Saved data entries
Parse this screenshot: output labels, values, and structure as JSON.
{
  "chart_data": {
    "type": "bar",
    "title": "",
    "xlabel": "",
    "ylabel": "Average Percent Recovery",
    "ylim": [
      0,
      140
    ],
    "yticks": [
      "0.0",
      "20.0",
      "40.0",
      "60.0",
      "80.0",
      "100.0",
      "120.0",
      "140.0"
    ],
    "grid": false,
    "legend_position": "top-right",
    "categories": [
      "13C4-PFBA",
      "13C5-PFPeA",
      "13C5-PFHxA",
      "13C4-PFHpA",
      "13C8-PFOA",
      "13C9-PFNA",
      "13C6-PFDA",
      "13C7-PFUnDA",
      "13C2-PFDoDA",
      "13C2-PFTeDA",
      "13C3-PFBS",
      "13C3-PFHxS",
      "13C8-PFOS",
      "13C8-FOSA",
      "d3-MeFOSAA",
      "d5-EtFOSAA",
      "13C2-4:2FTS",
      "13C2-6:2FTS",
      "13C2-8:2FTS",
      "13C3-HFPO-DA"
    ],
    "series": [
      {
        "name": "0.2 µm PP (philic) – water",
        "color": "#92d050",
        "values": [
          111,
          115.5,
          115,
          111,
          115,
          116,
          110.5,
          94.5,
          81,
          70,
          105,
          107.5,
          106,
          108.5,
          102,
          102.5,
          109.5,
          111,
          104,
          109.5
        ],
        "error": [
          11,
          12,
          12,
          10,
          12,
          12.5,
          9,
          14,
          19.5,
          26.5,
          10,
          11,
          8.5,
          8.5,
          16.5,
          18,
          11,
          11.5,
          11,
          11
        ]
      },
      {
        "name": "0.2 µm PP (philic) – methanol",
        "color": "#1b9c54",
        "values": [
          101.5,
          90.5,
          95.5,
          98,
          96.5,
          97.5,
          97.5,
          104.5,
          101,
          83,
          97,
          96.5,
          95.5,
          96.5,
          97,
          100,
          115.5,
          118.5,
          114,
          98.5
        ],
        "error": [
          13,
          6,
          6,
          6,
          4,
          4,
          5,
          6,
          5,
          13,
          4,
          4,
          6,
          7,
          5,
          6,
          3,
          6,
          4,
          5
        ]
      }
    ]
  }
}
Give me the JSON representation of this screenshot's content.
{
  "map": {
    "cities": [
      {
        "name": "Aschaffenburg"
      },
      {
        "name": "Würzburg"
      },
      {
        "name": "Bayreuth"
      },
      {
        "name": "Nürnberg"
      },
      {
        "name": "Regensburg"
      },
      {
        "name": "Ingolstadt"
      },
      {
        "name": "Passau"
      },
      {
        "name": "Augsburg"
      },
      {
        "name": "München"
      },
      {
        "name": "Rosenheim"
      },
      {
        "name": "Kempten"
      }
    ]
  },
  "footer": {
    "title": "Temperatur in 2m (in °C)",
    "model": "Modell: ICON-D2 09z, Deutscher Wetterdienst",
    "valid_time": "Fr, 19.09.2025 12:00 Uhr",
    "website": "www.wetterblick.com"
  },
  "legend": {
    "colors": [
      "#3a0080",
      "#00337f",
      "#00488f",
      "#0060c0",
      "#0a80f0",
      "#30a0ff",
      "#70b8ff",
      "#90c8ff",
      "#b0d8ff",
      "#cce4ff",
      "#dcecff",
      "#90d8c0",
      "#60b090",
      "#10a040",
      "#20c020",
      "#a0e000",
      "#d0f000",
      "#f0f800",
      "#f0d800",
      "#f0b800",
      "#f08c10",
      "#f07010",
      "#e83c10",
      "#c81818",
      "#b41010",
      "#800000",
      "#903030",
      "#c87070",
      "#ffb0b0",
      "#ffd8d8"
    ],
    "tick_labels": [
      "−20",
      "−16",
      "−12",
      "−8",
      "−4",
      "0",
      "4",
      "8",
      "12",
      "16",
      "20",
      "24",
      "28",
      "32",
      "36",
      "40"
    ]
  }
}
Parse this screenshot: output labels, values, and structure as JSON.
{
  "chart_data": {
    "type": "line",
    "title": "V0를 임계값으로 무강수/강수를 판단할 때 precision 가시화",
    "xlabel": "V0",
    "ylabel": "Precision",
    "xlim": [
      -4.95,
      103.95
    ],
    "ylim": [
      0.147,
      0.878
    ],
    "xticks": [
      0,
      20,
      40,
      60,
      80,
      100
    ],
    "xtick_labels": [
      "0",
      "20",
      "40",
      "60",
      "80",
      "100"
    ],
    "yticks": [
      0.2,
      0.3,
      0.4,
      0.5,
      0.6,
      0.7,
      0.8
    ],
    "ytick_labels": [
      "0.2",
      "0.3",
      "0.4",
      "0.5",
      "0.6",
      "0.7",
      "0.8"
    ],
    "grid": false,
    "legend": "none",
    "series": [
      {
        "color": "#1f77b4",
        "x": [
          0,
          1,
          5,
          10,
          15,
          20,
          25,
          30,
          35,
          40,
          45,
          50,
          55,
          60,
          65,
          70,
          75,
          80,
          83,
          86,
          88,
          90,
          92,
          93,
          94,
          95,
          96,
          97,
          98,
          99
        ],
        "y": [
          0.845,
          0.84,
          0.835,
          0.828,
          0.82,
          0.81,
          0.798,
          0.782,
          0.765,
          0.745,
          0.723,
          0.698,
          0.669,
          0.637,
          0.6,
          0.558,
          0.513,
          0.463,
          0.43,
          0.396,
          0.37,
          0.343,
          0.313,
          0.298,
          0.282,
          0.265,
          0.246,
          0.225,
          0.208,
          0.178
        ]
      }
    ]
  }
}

SET TASK » Copy out the whole listing exactly; please set it all down.

REPLY »
Parse this screenshot: output labels, values, and structure as JSON.
{
  "chart_data": {
    "type": "bar",
    "title": "",
    "xlabel": "",
    "ylabel": "Average Percent Recovery",
    "ylim": [
      0,
      140
    ],
    "yticks": [
      "0.0",
      "20.0",
      "40.0",
      "60.0",
      "80.0",
      "100.0",
      "120.0",
      "140.0"
    ],
    "grid": false,
    "legend_position": "top-right",
    "categories": [
      "13C4-PFBA",
      "13C5-PFPeA",
      "13C5-PFHxA",
      "13C4-PFHpA",
      "13C8-PFOA",
      "13C9-PFNA",
      "13C6-PFDA",
      "13C7-PFUnDA",
      "13C2-PFDoDA",
      "13C2-PFTeDA",
      "13C3-PFBS",
      "13C3-PFHxS",
      "13C8-PFOS",
      "13C8-FOSA",
      "d3-MeFOSAA",
      "d5-EtFOSAA",
      "13C2-4:2FTS",
      "13C2-6:2FTS",
      "13C2-8:2FTS",
      "13C3-HFPO-DA"
    ],
    "series": [
      {
        "name": "0.2 µm PP (philic) – water",
        "color": "#92d050",
        "values": [
          111,
          115.5,
          115,
          111,
          115,
          116,
          110.5,
          94.5,
          81,
          70,
          105,
          107.5,
          106,
          108.5,
          102,
          102.5,
          109.5,
          111,
          104,
          109.5
        ],
        "error": [
          11,
          12,
          12,
          10,
          12,
          12.5,
          9,
          14,
          19.5,
          26.5,
          10,
          11,
          8.5,
          8.5,
          16.5,
          18,
          11,
          11.5,
          11,
          11
        ]
      },
      {
        "name": "0.2 µm PP (philic) – methanol",
        "color": "#1b9c54",
        "values": [
          101.5,
          90.5,
          95.5,
          98,
          96.5,
          97.5,
          97.5,
          104.5,
          101,
          83,
          97,
          96.5,
          95.5,
          96.5,
          97,
          100,
          115.5,
          118.5,
          114,
          98.5
        ],
        "error": [
          13,
          6,
          6,
          6,
          4,
          4,
          5,
          6,
          5,
          13,
          4,
          4,
          6,
          7,
          5,
          6,
          3,
          6,
          4,
          5
        ]
      }
    ]
  }
}
Give me the JSON representation of this screenshot's content.
{
  "map": {
    "cities": [
      {
        "name": "Aschaffenburg"
      },
      {
        "name": "Würzburg"
      },
      {
        "name": "Bayreuth"
      },
      {
        "name": "Nürnberg"
      },
      {
        "name": "Regensburg"
      },
      {
        "name": "Ingolstadt"
      },
      {
        "name": "Passau"
      },
      {
        "name": "Augsburg"
      },
      {
        "name": "München"
      },
      {
        "name": "Rosenheim"
      },
      {
        "name": "Kempten"
      }
    ]
  },
  "footer": {
    "title": "Temperatur in 2m (in °C)",
    "model": "Modell: ICON-D2 09z, Deutscher Wetterdienst",
    "valid_time": "Fr, 19.09.2025 12:00 Uhr",
    "website": "www.wetterblick.com"
  },
  "legend": {
    "colors": [
      "#3a0080",
      "#00337f",
      "#00488f",
      "#0060c0",
      "#0a80f0",
      "#30a0ff",
      "#70b8ff",
      "#90c8ff",
      "#b0d8ff",
      "#cce4ff",
      "#dcecff",
      "#90d8c0",
      "#60b090",
      "#10a040",
      "#20c020",
      "#a0e000",
      "#d0f000",
      "#f0f800",
      "#f0d800",
      "#f0b800",
      "#f08c10",
      "#f07010",
      "#e83c10",
      "#c81818",
      "#b41010",
      "#800000",
      "#903030",
      "#c87070",
      "#ffb0b0",
      "#ffd8d8"
    ],
    "tick_labels": [
      "−20",
      "−16",
      "−12",
      "−8",
      "−4",
      "0",
      "4",
      "8",
      "12",
      "16",
      "20",
      "24",
      "28",
      "32",
      "36",
      "40"
    ]
  }
}
Parse this screenshot: output labels, values, and structure as JSON.
{
  "chart_data": {
    "type": "line",
    "title": "V0를 임계값으로 무강수/강수를 판단할 때 precision 가시화",
    "xlabel": "V0",
    "ylabel": "Precision",
    "xlim": [
      -4.95,
      103.95
    ],
    "ylim": [
      0.147,
      0.878
    ],
    "xticks": [
      0,
      20,
      40,
      60,
      80,
      100
    ],
    "xtick_labels": [
      "0",
      "20",
      "40",
      "60",
      "80",
      "100"
    ],
    "yticks": [
      0.2,
      0.3,
      0.4,
      0.5,
      0.6,
      0.7,
      0.8
    ],
    "ytick_labels": [
      "0.2",
      "0.3",
      "0.4",
      "0.5",
      "0.6",
      "0.7",
      "0.8"
    ],
    "grid": false,
    "legend": "none",
    "series": [
      {
        "color": "#1f77b4",
        "x": [
          0,
          1,
          5,
          10,
          15,
          20,
          25,
          30,
          35,
          40,
          45,
          50,
          55,
          60,
          65,
          70,
          75,
          80,
          83,
          86,
          88,
          90,
          92,
          93,
          94,
          95,
          96,
          97,
          98,
          99
        ],
        "y": [
          0.845,
          0.84,
          0.835,
          0.828,
          0.82,
          0.81,
          0.798,
          0.782,
          0.765,
          0.745,
          0.723,
          0.698,
          0.669,
          0.637,
          0.6,
          0.558,
          0.513,
          0.463,
          0.43,
          0.396,
          0.37,
          0.343,
          0.313,
          0.298,
          0.282,
          0.265,
          0.246,
          0.225,
          0.208,
          0.178
        ]
      }
    ]
  }
}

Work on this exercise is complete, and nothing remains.